[What you are asked to do]
The data below is to be returned in full and exactly.

::: Data to use :::

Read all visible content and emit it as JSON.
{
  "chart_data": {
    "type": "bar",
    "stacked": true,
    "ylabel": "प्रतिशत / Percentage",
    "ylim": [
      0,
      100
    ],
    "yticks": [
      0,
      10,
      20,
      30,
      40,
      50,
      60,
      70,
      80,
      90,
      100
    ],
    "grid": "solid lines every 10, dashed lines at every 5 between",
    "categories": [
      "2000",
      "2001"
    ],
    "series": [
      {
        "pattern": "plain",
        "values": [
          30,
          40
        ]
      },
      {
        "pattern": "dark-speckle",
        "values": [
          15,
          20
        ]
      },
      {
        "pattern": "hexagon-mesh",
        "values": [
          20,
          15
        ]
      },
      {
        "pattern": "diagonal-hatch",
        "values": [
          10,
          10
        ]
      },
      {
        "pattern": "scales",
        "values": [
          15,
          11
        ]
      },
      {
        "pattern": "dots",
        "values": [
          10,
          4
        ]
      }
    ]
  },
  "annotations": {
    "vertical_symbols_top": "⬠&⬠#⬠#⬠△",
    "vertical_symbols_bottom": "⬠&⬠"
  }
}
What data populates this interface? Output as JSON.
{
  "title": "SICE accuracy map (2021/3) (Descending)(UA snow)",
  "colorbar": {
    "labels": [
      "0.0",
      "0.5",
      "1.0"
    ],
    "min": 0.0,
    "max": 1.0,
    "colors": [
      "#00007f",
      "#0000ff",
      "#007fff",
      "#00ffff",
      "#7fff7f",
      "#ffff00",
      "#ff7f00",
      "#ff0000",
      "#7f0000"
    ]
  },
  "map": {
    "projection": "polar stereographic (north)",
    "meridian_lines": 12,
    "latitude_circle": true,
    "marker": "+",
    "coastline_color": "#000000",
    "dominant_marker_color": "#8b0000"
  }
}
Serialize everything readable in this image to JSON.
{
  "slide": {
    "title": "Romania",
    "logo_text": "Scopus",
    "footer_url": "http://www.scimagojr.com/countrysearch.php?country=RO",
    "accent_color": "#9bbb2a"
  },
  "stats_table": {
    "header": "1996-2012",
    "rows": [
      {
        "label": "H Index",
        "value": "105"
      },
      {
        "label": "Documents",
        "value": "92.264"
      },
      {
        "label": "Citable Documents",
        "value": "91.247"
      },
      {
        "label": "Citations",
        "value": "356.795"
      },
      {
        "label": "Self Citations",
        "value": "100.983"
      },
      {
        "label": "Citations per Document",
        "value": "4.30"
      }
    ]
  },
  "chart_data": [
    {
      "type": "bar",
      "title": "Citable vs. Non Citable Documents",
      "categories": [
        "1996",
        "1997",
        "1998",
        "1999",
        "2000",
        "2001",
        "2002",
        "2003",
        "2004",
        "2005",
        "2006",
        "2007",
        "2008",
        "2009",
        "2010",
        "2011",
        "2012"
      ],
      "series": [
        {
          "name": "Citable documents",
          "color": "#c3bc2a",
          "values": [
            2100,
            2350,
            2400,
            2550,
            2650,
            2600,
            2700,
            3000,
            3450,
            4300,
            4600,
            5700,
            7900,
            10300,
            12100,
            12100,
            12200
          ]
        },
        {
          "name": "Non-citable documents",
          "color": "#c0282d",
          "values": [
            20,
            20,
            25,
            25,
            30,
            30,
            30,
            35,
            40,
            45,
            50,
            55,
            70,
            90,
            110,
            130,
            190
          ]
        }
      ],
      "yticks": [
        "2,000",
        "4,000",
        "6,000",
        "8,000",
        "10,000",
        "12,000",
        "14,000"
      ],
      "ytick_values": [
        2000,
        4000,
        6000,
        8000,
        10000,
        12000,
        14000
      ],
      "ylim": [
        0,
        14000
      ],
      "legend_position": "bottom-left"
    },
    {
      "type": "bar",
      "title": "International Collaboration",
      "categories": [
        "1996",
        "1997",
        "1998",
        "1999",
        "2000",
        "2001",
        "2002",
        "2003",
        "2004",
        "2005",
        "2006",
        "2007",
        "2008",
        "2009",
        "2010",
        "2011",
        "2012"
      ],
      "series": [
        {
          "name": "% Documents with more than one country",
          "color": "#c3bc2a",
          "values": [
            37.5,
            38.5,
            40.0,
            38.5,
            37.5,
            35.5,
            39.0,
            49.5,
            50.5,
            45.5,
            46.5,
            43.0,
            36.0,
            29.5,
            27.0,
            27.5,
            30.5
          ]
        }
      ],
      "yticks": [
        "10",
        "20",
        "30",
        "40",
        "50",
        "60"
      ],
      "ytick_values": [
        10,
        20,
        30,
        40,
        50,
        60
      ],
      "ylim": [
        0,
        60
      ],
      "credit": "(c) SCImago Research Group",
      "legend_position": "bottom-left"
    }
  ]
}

:::

[In response]
Read all visible content and emit it as JSON.
{
  "chart_data": {
    "type": "bar",
    "stacked": true,
    "ylabel": "प्रतिशत / Percentage",
    "ylim": [
      0,
      100
    ],
    "yticks": [
      0,
      10,
      20,
      30,
      40,
      50,
      60,
      70,
      80,
      90,
      100
    ],
    "grid": "solid lines every 10, dashed lines at every 5 between",
    "categories": [
      "2000",
      "2001"
    ],
    "series": [
      {
        "pattern": "plain",
        "values": [
          30,
          40
        ]
      },
      {
        "pattern": "dark-speckle",
        "values": [
          15,
          20
        ]
      },
      {
        "pattern": "hexagon-mesh",
        "values": [
          20,
          15
        ]
      },
      {
        "pattern": "diagonal-hatch",
        "values": [
          10,
          10
        ]
      },
      {
        "pattern": "scales",
        "values": [
          15,
          11
        ]
      },
      {
        "pattern": "dots",
        "values": [
          10,
          4
        ]
      }
    ]
  },
  "annotations": {
    "vertical_symbols_top": "⬠&⬠#⬠#⬠△",
    "vertical_symbols_bottom": "⬠&⬠"
  }
}
What data populates this interface? Output as JSON.
{
  "title": "SICE accuracy map (2021/3) (Descending)(UA snow)",
  "colorbar": {
    "labels": [
      "0.0",
      "0.5",
      "1.0"
    ],
    "min": 0.0,
    "max": 1.0,
    "colors": [
      "#00007f",
      "#0000ff",
      "#007fff",
      "#00ffff",
      "#7fff7f",
      "#ffff00",
      "#ff7f00",
      "#ff0000",
      "#7f0000"
    ]
  },
  "map": {
    "projection": "polar stereographic (north)",
    "meridian_lines": 12,
    "latitude_circle": true,
    "marker": "+",
    "coastline_color": "#000000",
    "dominant_marker_color": "#8b0000"
  }
}
Serialize everything readable in this image to JSON.
{
  "slide": {
    "title": "Romania",
    "logo_text": "Scopus",
    "footer_url": "http://www.scimagojr.com/countrysearch.php?country=RO",
    "accent_color": "#9bbb2a"
  },
  "stats_table": {
    "header": "1996-2012",
    "rows": [
      {
        "label": "H Index",
        "value": "105"
      },
      {
        "label": "Documents",
        "value": "92.264"
      },
      {
        "label": "Citable Documents",
        "value": "91.247"
      },
      {
        "label": "Citations",
        "value": "356.795"
      },
      {
        "label": "Self Citations",
        "value": "100.983"
      },
      {
        "label": "Citations per Document",
        "value": "4.30"
      }
    ]
  },
  "chart_data": [
    {
      "type": "bar",
      "title": "Citable vs. Non Citable Documents",
      "categories": [
        "1996",
        "1997",
        "1998",
        "1999",
        "2000",
        "2001",
        "2002",
        "2003",
        "2004",
        "2005",
        "2006",
        "2007",
        "2008",
        "2009",
        "2010",
        "2011",
        "2012"
      ],
      "series": [
        {
          "name": "Citable documents",
          "color": "#c3bc2a",
          "values": [
            2100,
            2350,
            2400,
            2550,
            2650,
            2600,
            2700,
            3000,
            3450,
            4300,
            4600,
            5700,
            7900,
            10300,
            12100,
            12100,
            12200
          ]
        },
        {
          "name": "Non-citable documents",
          "color": "#c0282d",
          "values": [
            20,
            20,
            25,
            25,
            30,
            30,
            30,
            35,
            40,
            45,
            50,
            55,
            70,
            90,
            110,
            130,
            190
          ]
        }
      ],
      "yticks": [
        "2,000",
        "4,000",
        "6,000",
        "8,000",
        "10,000",
        "12,000",
        "14,000"
      ],
      "ytick_values": [
        2000,
        4000,
        6000,
        8000,
        10000,
        12000,
        14000
      ],
      "ylim": [
        0,
        14000
      ],
      "legend_position": "bottom-left"
    },
    {
      "type": "bar",
      "title": "International Collaboration",
      "categories": [
        "1996",
        "1997",
        "1998",
        "1999",
        "2000",
        "2001",
        "2002",
        "2003",
        "2004",
        "2005",
        "2006",
        "2007",
        "2008",
        "2009",
        "2010",
        "2011",
        "2012"
      ],
      "series": [
        {
          "name": "% Documents with more than one country",
          "color": "#c3bc2a",
          "values": [
            37.5,
            38.5,
            40.0,
            38.5,
            37.5,
            35.5,
            39.0,
            49.5,
            50.5,
            45.5,
            46.5,
            43.0,
            36.0,
            29.5,
            27.0,
            27.5,
            30.5
          ]
        }
      ],
      "yticks": [
        "10",
        "20",
        "30",
        "40",
        "50",
        "60"
      ],
      "ytick_values": [
        10,
        20,
        30,
        40,
        50,
        60
      ],
      "ylim": [
        0,
        60
      ],
      "credit": "(c) SCImago Research Group",
      "legend_position": "bottom-left"
    }
  ]
}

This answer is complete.